*** Dataset ***
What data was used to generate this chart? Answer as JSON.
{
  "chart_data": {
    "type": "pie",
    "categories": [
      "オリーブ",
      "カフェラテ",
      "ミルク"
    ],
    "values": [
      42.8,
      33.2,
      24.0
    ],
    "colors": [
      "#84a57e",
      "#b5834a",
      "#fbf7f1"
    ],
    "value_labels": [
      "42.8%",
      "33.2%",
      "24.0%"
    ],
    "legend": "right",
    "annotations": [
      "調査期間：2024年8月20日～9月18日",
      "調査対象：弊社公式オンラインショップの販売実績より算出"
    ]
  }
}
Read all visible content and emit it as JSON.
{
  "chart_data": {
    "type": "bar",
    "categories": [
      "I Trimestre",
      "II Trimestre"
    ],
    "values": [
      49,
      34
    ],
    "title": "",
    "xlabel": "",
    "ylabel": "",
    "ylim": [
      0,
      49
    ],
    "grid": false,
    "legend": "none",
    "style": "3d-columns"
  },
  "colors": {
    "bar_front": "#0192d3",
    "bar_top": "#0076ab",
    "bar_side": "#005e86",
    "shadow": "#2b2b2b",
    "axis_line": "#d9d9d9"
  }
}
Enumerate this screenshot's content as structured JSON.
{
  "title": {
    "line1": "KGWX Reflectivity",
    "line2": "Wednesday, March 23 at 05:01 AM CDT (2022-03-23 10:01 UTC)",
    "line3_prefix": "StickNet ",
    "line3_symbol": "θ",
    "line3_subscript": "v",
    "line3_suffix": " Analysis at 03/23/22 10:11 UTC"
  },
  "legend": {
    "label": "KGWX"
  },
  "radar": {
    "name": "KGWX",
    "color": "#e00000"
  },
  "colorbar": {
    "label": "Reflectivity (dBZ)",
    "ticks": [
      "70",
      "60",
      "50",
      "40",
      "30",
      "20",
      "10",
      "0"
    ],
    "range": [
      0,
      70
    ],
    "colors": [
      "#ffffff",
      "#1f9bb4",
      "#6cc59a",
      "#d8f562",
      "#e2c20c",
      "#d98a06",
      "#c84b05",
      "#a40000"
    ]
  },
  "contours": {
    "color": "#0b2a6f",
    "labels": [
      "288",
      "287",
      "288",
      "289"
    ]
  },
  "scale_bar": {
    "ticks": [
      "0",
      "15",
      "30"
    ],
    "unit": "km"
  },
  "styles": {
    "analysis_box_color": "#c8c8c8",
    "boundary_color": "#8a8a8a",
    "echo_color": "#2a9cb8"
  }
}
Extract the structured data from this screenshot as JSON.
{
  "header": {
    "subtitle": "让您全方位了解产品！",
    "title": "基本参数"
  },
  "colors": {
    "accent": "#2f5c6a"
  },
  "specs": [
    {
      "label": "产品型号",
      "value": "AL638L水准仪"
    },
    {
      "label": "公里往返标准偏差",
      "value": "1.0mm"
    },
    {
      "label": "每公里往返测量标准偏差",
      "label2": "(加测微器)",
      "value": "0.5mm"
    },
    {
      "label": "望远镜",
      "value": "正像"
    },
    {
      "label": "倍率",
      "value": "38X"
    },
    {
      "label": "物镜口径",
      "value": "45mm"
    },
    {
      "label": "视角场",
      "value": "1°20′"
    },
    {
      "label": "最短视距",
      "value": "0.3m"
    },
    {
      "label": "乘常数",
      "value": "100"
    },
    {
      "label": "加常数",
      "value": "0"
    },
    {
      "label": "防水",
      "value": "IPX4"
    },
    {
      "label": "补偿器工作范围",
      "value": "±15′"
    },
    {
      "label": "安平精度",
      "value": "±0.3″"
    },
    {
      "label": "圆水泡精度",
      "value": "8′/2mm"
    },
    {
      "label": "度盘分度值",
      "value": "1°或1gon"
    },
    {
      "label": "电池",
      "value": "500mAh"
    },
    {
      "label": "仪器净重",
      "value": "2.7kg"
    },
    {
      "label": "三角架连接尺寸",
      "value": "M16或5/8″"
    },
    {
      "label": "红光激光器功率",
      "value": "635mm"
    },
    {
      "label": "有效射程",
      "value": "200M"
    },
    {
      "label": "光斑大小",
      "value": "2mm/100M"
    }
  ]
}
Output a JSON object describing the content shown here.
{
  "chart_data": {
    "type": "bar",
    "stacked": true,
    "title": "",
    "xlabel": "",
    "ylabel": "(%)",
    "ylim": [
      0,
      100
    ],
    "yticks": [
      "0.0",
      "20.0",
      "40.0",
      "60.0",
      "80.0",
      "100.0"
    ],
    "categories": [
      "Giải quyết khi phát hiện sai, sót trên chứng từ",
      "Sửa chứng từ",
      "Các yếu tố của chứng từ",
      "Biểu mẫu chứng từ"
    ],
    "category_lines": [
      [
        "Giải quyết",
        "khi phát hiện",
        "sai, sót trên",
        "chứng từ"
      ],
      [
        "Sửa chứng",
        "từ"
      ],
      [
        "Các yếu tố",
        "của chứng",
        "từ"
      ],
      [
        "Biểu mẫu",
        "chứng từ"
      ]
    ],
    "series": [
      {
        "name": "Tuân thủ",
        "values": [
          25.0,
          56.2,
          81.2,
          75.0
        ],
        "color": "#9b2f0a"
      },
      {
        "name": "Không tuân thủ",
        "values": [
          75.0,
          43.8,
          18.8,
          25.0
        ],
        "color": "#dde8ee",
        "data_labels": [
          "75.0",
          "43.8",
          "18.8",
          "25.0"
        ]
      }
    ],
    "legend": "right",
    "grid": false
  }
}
***
Given task: All of the entries should be written out again exactly.

The output:
What data was used to generate this chart? Answer as JSON.
{
  "chart_data": {
    "type": "pie",
    "categories": [
      "オリーブ",
      "カフェラテ",
      "ミルク"
    ],
    "values": [
      42.8,
      33.2,
      24.0
    ],
    "colors": [
      "#84a57e",
      "#b5834a",
      "#fbf7f1"
    ],
    "value_labels": [
      "42.8%",
      "33.2%",
      "24.0%"
    ],
    "legend": "right",
    "annotations": [
      "調査期間：2024年8月20日～9月18日",
      "調査対象：弊社公式オンラインショップの販売実績より算出"
    ]
  }
}
Read all visible content and emit it as JSON.
{
  "chart_data": {
    "type": "bar",
    "categories": [
      "I Trimestre",
      "II Trimestre"
    ],
    "values": [
      49,
      34
    ],
    "title": "",
    "xlabel": "",
    "ylabel": "",
    "ylim": [
      0,
      49
    ],
    "grid": false,
    "legend": "none",
    "style": "3d-columns"
  },
  "colors": {
    "bar_front": "#0192d3",
    "bar_top": "#0076ab",
    "bar_side": "#005e86",
    "shadow": "#2b2b2b",
    "axis_line": "#d9d9d9"
  }
}
Enumerate this screenshot's content as structured JSON.
{
  "title": {
    "line1": "KGWX Reflectivity",
    "line2": "Wednesday, March 23 at 05:01 AM CDT (2022-03-23 10:01 UTC)",
    "line3_prefix": "StickNet ",
    "line3_symbol": "θ",
    "line3_subscript": "v",
    "line3_suffix": " Analysis at 03/23/22 10:11 UTC"
  },
  "legend": {
    "label": "KGWX"
  },
  "radar": {
    "name": "KGWX",
    "color": "#e00000"
  },
  "colorbar": {
    "label": "Reflectivity (dBZ)",
    "ticks": [
      "70",
      "60",
      "50",
      "40",
      "30",
      "20",
      "10",
      "0"
    ],
    "range": [
      0,
      70
    ],
    "colors": [
      "#ffffff",
      "#1f9bb4",
      "#6cc59a",
      "#d8f562",
      "#e2c20c",
      "#d98a06",
      "#c84b05",
      "#a40000"
    ]
  },
  "contours": {
    "color": "#0b2a6f",
    "labels": [
      "288",
      "287",
      "288",
      "289"
    ]
  },
  "scale_bar": {
    "ticks": [
      "0",
      "15",
      "30"
    ],
    "unit": "km"
  },
  "styles": {
    "analysis_box_color": "#c8c8c8",
    "boundary_color": "#8a8a8a",
    "echo_color": "#2a9cb8"
  }
}
Extract the structured data from this screenshot as JSON.
{
  "header": {
    "subtitle": "让您全方位了解产品！",
    "title": "基本参数"
  },
  "colors": {
    "accent": "#2f5c6a"
  },
  "specs": [
    {
      "label": "产品型号",
      "value": "AL638L水准仪"
    },
    {
      "label": "公里往返标准偏差",
      "value": "1.0mm"
    },
    {
      "label": "每公里往返测量标准偏差",
      "label2": "(加测微器)",
      "value": "0.5mm"
    },
    {
      "label": "望远镜",
      "value": "正像"
    },
    {
      "label": "倍率",
      "value": "38X"
    },
    {
      "label": "物镜口径",
      "value": "45mm"
    },
    {
      "label": "视角场",
      "value": "1°20′"
    },
    {
      "label": "最短视距",
      "value": "0.3m"
    },
    {
      "label": "乘常数",
      "value": "100"
    },
    {
      "label": "加常数",
      "value": "0"
    },
    {
      "label": "防水",
      "value": "IPX4"
    },
    {
      "label": "补偿器工作范围",
      "value": "±15′"
    },
    {
      "label": "安平精度",
      "value": "±0.3″"
    },
    {
      "label": "圆水泡精度",
      "value": "8′/2mm"
    },
    {
      "label": "度盘分度值",
      "value": "1°或1gon"
    },
    {
      "label": "电池",
      "value": "500mAh"
    },
    {
      "label": "仪器净重",
      "value": "2.7kg"
    },
    {
      "label": "三角架连接尺寸",
      "value": "M16或5/8″"
    },
    {
      "label": "红光激光器功率",
      "value": "635mm"
    },
    {
      "label": "有效射程",
      "value": "200M"
    },
    {
      "label": "光斑大小",
      "value": "2mm/100M"
    }
  ]
}
Output a JSON object describing the content shown here.
{
  "chart_data": {
    "type": "bar",
    "stacked": true,
    "title": "",
    "xlabel": "",
    "ylabel": "(%)",
    "ylim": [
      0,
      100
    ],
    "yticks": [
      "0.0",
      "20.0",
      "40.0",
      "60.0",
      "80.0",
      "100.0"
    ],
    "categories": [
      "Giải quyết khi phát hiện sai, sót trên chứng từ",
      "Sửa chứng từ",
      "Các yếu tố của chứng từ",
      "Biểu mẫu chứng từ"
    ],
    "category_lines": [
      [
        "Giải quyết",
        "khi phát hiện",
        "sai, sót trên",
        "chứng từ"
      ],
      [
        "Sửa chứng",
        "từ"
      ],
      [
        "Các yếu tố",
        "của chứng",
        "từ"
      ],
      [
        "Biểu mẫu",
        "chứng từ"
      ]
    ],
    "series": [
      {
        "name": "Tuân thủ",
        "values": [
          25.0,
          56.2,
          81.2,
          75.0
        ],
        "color": "#9b2f0a"
      },
      {
        "name": "Không tuân thủ",
        "values": [
          75.0,
          43.8,
          18.8,
          25.0
        ],
        "color": "#dde8ee",
        "data_labels": [
          "75.0",
          "43.8",
          "18.8",
          "25.0"
        ]
      }
    ],
    "legend": "right",
    "grid": false
  }
}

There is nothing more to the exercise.